[Start of SOURCE]
Carbon Dioxide Solution

Have you heard of the Stenger Wasas Process (SWAP)?

Apparently, it’s an exothermic reaction (produces heat) that takes place between carbon dioxide and hydrogen sulfide and “eliminates” both. It operates over a secret heterogeneous catalyst that is apparently readily available and inexpensive. Sounds too good to be true: Solve global warming and acid rain in one go!

According to the Wiki entry on the subject:

The SWAP is not a CO2 capture process. It is a CO2 conversion and elimination process. In a near-instantaneous reaction, it breaks down CO2 and H2S, rearranges their components and produces water, carbon and sulfur.

It then goes on to tell us that SWAP “permanently removes carbon from the carbon cycle.”

I was followed last week on Twitter by Swapsol and my curiosity was piqued. Behind the Swapsol twitter account is Evan Howell (Swapsol’s EVP, Marketing & Communications) and his twitter bio says: “Our company has verified a process that reacts CO2 and H2S, converting the compounds into water, carbon and sulfur.”

The Wiki entry references just one “paper” entitled: “The Kinetic and Thermodynamic Behavior of Gaseous H2S and CO2 over a Heterogeneous Catalyst” from 2008, by a Dr Roy Drayton, who is president of Thermal Hazard Solutions ( who apparently did independent tests.

Howell just sent me a report apparently from Drayton that doesn’t give an awful lot away, although it mentions efficiencies being significantly higher above 150 Celsius and at raised pressure; it leaves me totally unconvinced of their earth-changing claims though, I’m afraid:

The Stenger-Wasas Process (SWAP) as described, in which the gaseous reaction between hydrogen sulfide and carbon dioxide over treated solid heterogeneous catalyst (i.e C09-0108t) was observed to be thermodynamically and kinetically favorable at or below 25oC to 150oC and above. The reaction process is spontaneous and liberates heat. This conclusion is based upon physical experiment data (adiabatic and isothermal calorimetry), as well as theoretical predictive methods.

I asked Howell a direct question about the nature of the catalyst, known enigmatically as C09-0108, this is what he had to say:

Actually, the catalyst is key and what is confidential. Studies are on-going to improve its efficacy.
[End of SOURCE]
== GIVEN TASK A ==
Copy out the lines in the records, from the line with "x-axis: Feb 11" to the line with "data-point bbox=[338, 507, 346, 515]".
[Start of DATA FOR THE TASK]
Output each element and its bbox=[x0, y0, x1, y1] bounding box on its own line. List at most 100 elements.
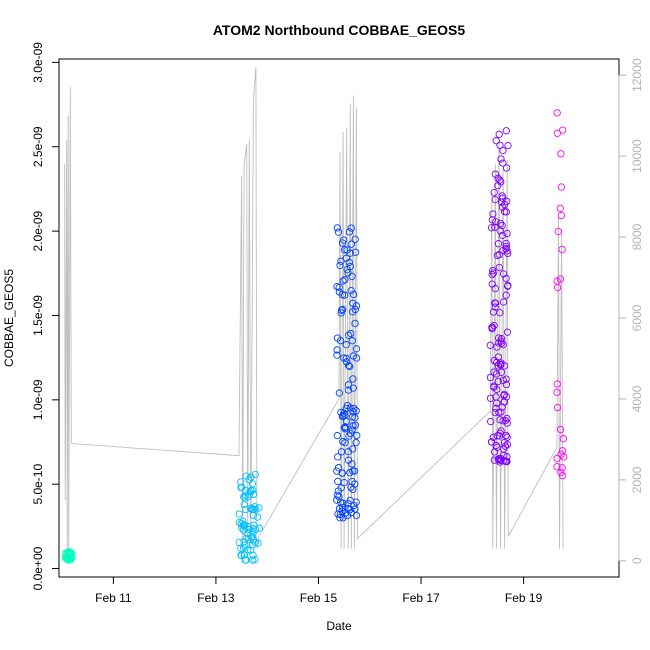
x-axis: Feb 11 Feb 13 Feb 15 Feb 17 Feb 19 bbox=[95, 577, 543, 605]
data-point bbox=[245, 490, 254, 498]
data-point bbox=[237, 519, 246, 528]
data-point bbox=[347, 329, 355, 338]
data-point bbox=[341, 291, 349, 299]
data-point bbox=[502, 291, 510, 299]
data-point bbox=[495, 339, 503, 347]
data-point bbox=[333, 467, 341, 475]
data-point bbox=[491, 195, 499, 204]
data-point bbox=[339, 305, 347, 314]
data-point bbox=[502, 457, 510, 466]
data-point bbox=[338, 412, 347, 421]
data-point bbox=[347, 224, 355, 232]
data-point bbox=[333, 346, 341, 354]
data-point bbox=[351, 235, 359, 243]
data-point bbox=[487, 417, 495, 426]
data-point bbox=[491, 299, 500, 307]
x-tick-label: Feb 13 bbox=[197, 591, 235, 605]
data-point bbox=[352, 438, 360, 447]
data-point bbox=[341, 276, 349, 284]
data-point bbox=[249, 505, 257, 514]
y-tick-label: 1.5e-09 bbox=[31, 295, 45, 336]
data-point bbox=[340, 246, 349, 254]
data-point bbox=[504, 281, 512, 290]
data-point bbox=[490, 368, 498, 376]
data-point bbox=[496, 227, 504, 235]
data-point bbox=[338, 507, 346, 515]
data-point bbox=[351, 319, 359, 328]
data-point bbox=[237, 551, 246, 560]
data-point bbox=[345, 361, 353, 370]
data-point bbox=[342, 354, 350, 363]
data-point bbox=[340, 424, 349, 432]
data-point bbox=[500, 390, 508, 399]
data-point bbox=[344, 331, 353, 339]
data-point bbox=[494, 353, 502, 361]
data-point bbox=[347, 240, 356, 248]
data-point bbox=[353, 431, 361, 440]
data-point bbox=[557, 150, 565, 158]
data-point bbox=[558, 447, 567, 455]
data-point bbox=[553, 403, 562, 412]
data-point bbox=[239, 526, 248, 534]
data-point bbox=[493, 399, 501, 407]
y2-tick-label: 10000 bbox=[630, 139, 644, 173]
data-point bbox=[553, 129, 562, 137]
data-point bbox=[249, 551, 257, 559]
data-point bbox=[556, 425, 565, 434]
data-point bbox=[488, 325, 496, 333]
data-point bbox=[498, 231, 507, 240]
data-point bbox=[496, 141, 504, 149]
data-point bbox=[339, 437, 347, 446]
data-point bbox=[559, 435, 568, 443]
data-point bbox=[498, 221, 506, 230]
data-point bbox=[486, 341, 494, 349]
x-tick-label: Feb 17 bbox=[402, 591, 440, 605]
data-point bbox=[352, 407, 360, 415]
data-point bbox=[335, 288, 344, 296]
data-point bbox=[247, 546, 255, 554]
data-point bbox=[491, 303, 499, 311]
data-point bbox=[340, 236, 348, 244]
data-point bbox=[351, 421, 360, 429]
data-point bbox=[488, 216, 496, 224]
data-point bbox=[494, 377, 502, 386]
data-point bbox=[558, 472, 567, 480]
data-point bbox=[339, 277, 347, 285]
y-tick-label: 5.0e-10 bbox=[31, 464, 45, 505]
data-point bbox=[343, 511, 352, 520]
data-point bbox=[235, 510, 243, 518]
data-point bbox=[335, 389, 344, 397]
data-point bbox=[352, 302, 361, 310]
data-point bbox=[348, 460, 356, 468]
data-point bbox=[345, 228, 354, 236]
data-point bbox=[250, 521, 258, 529]
data-point bbox=[338, 469, 346, 477]
data-point bbox=[494, 174, 502, 182]
data-point bbox=[247, 486, 255, 495]
data-point bbox=[502, 127, 510, 135]
data-point bbox=[502, 208, 511, 216]
data-point bbox=[254, 539, 262, 547]
data-point bbox=[342, 254, 351, 262]
data-point bbox=[557, 211, 565, 220]
data-point bbox=[240, 500, 248, 509]
data-point bbox=[341, 425, 349, 433]
data-point bbox=[334, 228, 343, 236]
data-point bbox=[503, 414, 511, 423]
data-point bbox=[493, 358, 501, 366]
data-point bbox=[494, 240, 503, 248]
data-point bbox=[346, 429, 355, 437]
data-point bbox=[488, 271, 496, 279]
data-point bbox=[495, 263, 503, 272]
data-point bbox=[349, 445, 357, 453]
data-point bbox=[495, 130, 503, 138]
data-point bbox=[504, 141, 512, 150]
data-point bbox=[343, 246, 351, 254]
data-point bbox=[336, 261, 344, 270]
data-point bbox=[248, 480, 257, 488]
data-point bbox=[497, 155, 505, 163]
data-point bbox=[251, 555, 259, 564]
data-point bbox=[333, 224, 341, 232]
data-point bbox=[344, 381, 353, 389]
data-point bbox=[499, 298, 508, 306]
[End of DATA FOR THE TASK]
== GIVEN TASK B ==
According to the post, what three products does SWAP produce from CO2 and H2S?

== WORKED ANSWER A ==
x-axis: Feb 11 Feb 13 Feb 15 Feb 17 Feb 19 bbox=[95, 577, 543, 605]
data-point bbox=[245, 490, 254, 498]
data-point bbox=[237, 519, 246, 528]
data-point bbox=[347, 329, 355, 338]
data-point bbox=[341, 291, 349, 299]
data-point bbox=[502, 291, 510, 299]
data-point bbox=[495, 339, 503, 347]
data-point bbox=[333, 467, 341, 475]
data-point bbox=[491, 195, 499, 204]
data-point bbox=[339, 305, 347, 314]
data-point bbox=[502, 457, 510, 466]
data-point bbox=[338, 412, 347, 421]
data-point bbox=[347, 224, 355, 232]
data-point bbox=[333, 346, 341, 354]
data-point bbox=[351, 235, 359, 243]
data-point bbox=[487, 417, 495, 426]
data-point bbox=[491, 299, 500, 307]
x-tick-label: Feb 13 bbox=[197, 591, 235, 605]
data-point bbox=[352, 438, 360, 447]
data-point bbox=[341, 276, 349, 284]
data-point bbox=[249, 505, 257, 514]
y-tick-label: 1.5e-09 bbox=[31, 295, 45, 336]
data-point bbox=[340, 246, 349, 254]
data-point bbox=[504, 281, 512, 290]
data-point bbox=[490, 368, 498, 376]
data-point bbox=[496, 227, 504, 235]
data-point bbox=[338, 507, 346, 515]

== WORKED ANSWER B ==
Water, carbon and sulfur.